## TEXT BLOCK
━━━━━━━━━━━━━━━━━━━━
If you don’t like the fracking example – which I admit, I like to use pour epater – then consider having made wind and solar power price comparable, at worst, with fossil fuels, many say they’re now cheaper. So, we’re not, in a price driven world, going to increase coal usage as RCP 8.5 assumes, are we? Do recall that 8.5 requires not only that we continue to increase energy usage but that coal becomes and every greater part of that supply off into the future. That’s just not about to happen any more, is it?

10

Tim Worstall 11.25.20 at 12:50 pm

“and every ” – “an ever”

11

JimV 11.25.20 at 9:58 pm

“The evangelical opposition to abortion is yet another arbitrary point of contention, deliberately selected as a surrogate for opposition to racial integration.”

In your opinion, based on an article with that thesis based on two cherry-picked examples, and ignoring other facts such as that Billy Sunday, the founder of the the evangelical movement, preached against abortion, calling it “the murder of babies” in the very early 1900’s. You are of course entitled to that position. Mine, as someone raised in an evangelical family and community in the mid 1900’s, was that abortion was always considered settled doctrine (as murder), but did not become a political single-issue until it became legal. Has the issue since been demagogued by politicians? Yes. Is there also racism among evangelicals? Yes; but is it a sincere belief? Yes. Certainly so among my family, in which a niece forgoed breast-cancer treatment while pregnant for fear of harming the fetus. (Since she already had three small children to raise, that would not have been my counsel.)

I am not a historian and my personal evidence is anecdotal, but I don’t understand how any scholarly assessment of the issue would not have started by answered the question, “What was Billy Sunday’s position on abortion?” That question occurred to me when you previously made a similar comment to the one above, and it took me about 20 minutes to find the answer using Google Books.

The Bible College most of my family went to in New York state requires admitted students to sign a pledge against dancing and playing card games in which the cards have graven images (e.g., the standard poker or bridge deck, I think Uno is okay), among other things. There are similar colleges in New England and the Mid West that I know of. They specialize in pre-med and send teams of doctors to Africa and South America for a month of clinical work every year. The predominant evangelical sect in my (northern) experience is Wesleyan Methodist. It broke off from the Methodist sect prior to the Civil War because the parent sect did not condemn slavery. These people are not dissembling about their position on abortion–at least not the ones I know.

12

Ogden Wernstrom 11.25.20 at 10:58 pm

My thought, like Matt @8, is that Y2K is a reasonably-good example of alarm that many members of the public would later think was simply alarmism.

Was that because of the work? I sort of think so, but I realize that I don’t actually know this.

Yes, it was largely due to the work that was performed.

In 1997-1999, I updated something on the order of 1000 systems/programs/scripts that would have failed – admittedly, no one of those was a big deal – I doubt that any one of those would have made the news if it failed. There were others who did the same sort of work to keep power on, traffic lights operating, patients treated, river levels controlled and just about everything else. (Acquaintances working for BPA, a civil engineering firm, a medical imaging center, and back to the BPA guy again, plus lots and lots of people I did not know.)
━━━━━━━━━━━━━━━━━━━━
## Saved data entries
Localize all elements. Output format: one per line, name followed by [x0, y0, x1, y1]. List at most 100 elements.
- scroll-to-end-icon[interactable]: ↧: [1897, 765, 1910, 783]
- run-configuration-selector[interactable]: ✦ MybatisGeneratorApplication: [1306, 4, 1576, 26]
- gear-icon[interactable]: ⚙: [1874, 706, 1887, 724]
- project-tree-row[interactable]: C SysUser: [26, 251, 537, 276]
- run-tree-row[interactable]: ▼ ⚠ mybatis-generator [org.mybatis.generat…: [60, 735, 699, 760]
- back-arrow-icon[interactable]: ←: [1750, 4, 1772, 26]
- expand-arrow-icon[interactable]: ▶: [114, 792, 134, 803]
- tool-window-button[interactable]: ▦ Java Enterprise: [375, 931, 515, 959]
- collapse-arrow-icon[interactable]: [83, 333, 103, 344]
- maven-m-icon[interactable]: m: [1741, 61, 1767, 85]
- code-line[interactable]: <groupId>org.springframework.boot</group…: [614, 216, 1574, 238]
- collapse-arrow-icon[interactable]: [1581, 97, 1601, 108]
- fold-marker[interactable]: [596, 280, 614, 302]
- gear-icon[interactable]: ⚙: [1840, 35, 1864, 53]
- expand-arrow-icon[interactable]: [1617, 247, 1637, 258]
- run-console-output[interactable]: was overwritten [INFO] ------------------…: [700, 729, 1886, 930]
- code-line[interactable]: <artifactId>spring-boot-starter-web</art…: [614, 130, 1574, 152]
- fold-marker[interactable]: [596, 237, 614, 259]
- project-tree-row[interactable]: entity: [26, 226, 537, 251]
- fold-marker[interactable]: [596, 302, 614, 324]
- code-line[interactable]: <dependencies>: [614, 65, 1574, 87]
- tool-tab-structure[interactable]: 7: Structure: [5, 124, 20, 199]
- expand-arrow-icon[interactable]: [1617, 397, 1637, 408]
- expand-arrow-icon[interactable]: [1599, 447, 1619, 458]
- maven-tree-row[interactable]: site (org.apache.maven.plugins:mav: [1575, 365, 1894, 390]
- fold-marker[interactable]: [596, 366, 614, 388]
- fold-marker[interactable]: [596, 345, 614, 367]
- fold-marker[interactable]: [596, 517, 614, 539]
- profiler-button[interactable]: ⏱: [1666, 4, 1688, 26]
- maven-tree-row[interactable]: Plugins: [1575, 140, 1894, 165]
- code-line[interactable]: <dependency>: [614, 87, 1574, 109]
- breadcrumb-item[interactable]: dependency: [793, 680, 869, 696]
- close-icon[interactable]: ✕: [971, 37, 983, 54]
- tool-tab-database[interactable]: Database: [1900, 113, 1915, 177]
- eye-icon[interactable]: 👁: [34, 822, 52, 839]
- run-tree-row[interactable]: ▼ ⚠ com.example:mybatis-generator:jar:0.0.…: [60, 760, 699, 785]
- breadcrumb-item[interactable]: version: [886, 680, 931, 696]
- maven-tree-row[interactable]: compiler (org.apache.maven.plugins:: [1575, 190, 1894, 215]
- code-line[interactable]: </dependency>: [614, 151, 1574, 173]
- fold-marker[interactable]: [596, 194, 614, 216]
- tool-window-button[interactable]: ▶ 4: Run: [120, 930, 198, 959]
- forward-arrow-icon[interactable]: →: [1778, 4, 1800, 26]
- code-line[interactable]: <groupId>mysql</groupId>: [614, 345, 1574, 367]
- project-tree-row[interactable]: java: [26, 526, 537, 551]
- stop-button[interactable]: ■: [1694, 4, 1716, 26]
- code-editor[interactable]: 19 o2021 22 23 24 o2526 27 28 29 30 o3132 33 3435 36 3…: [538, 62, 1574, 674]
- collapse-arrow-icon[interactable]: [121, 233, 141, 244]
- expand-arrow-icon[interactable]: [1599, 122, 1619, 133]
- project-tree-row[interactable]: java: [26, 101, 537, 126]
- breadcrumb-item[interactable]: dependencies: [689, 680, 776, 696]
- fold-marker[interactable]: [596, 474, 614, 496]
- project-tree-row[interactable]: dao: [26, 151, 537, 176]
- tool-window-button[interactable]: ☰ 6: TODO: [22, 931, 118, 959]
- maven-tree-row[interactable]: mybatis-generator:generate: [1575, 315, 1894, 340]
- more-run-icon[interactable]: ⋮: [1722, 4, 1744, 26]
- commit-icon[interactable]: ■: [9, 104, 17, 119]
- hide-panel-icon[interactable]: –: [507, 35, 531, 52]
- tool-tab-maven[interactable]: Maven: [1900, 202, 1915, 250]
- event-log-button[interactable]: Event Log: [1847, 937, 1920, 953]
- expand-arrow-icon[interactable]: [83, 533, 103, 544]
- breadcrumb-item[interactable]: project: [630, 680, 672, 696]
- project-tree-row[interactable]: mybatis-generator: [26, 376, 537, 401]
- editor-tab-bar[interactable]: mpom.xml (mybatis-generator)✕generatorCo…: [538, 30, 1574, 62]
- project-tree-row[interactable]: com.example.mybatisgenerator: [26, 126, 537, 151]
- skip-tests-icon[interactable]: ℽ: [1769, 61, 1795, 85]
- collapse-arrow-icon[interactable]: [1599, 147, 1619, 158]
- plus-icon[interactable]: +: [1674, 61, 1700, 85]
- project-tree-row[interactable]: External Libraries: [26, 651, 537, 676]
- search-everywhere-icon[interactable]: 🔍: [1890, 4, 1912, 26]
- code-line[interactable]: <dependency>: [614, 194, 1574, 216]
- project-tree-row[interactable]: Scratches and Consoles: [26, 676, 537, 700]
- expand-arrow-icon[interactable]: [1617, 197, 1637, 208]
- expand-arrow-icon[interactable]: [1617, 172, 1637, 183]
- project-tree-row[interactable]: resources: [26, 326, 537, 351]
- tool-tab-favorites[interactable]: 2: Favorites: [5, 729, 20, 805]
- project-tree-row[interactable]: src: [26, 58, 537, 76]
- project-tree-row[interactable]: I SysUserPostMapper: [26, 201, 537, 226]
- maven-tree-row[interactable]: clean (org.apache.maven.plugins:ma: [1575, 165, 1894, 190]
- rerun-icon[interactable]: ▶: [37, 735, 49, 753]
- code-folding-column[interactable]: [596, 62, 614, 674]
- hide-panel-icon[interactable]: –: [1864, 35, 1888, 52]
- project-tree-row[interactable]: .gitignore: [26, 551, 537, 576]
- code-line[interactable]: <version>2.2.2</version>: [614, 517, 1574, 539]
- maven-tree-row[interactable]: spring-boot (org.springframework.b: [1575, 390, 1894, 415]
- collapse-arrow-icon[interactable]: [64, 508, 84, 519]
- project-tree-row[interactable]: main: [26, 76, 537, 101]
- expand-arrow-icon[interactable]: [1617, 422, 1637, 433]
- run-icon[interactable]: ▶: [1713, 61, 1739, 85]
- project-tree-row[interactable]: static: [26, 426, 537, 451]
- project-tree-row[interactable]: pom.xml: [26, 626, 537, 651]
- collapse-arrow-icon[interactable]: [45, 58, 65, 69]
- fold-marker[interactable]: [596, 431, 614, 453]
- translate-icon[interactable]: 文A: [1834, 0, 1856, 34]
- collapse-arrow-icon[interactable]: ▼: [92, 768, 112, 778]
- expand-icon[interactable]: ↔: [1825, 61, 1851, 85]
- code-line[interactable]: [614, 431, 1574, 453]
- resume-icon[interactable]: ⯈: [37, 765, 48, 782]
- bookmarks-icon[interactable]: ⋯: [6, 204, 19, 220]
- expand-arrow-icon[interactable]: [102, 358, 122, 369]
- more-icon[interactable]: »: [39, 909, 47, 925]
━━━━━━━━━━━━━━━━━━━━
## WHAT YOU SHOULD DO
Rewrite the stretch of the comment thread from "Yes, it was" through "did not know.)", putting "street lamps" in place of "traffic lights". Work from the comment thread alone.

## ANSWER TO THE EXERCISE
Yes, it was largely due to the work that was performed.

In 1997-1999, I updated something on the order of 1000 systems/programs/scripts that would have failed – admittedly, no one of those was a big deal – I doubt that any one of those would have made the news if it failed. There were others who did the same sort of work to keep power on, street lamps operating, patients treated, river levels controlled and just about everything else. (Acquaintances working for BPA, a civil engineering firm, a medical imaging center, and back to the BPA guy again, plus lots and lots of people I did not know.)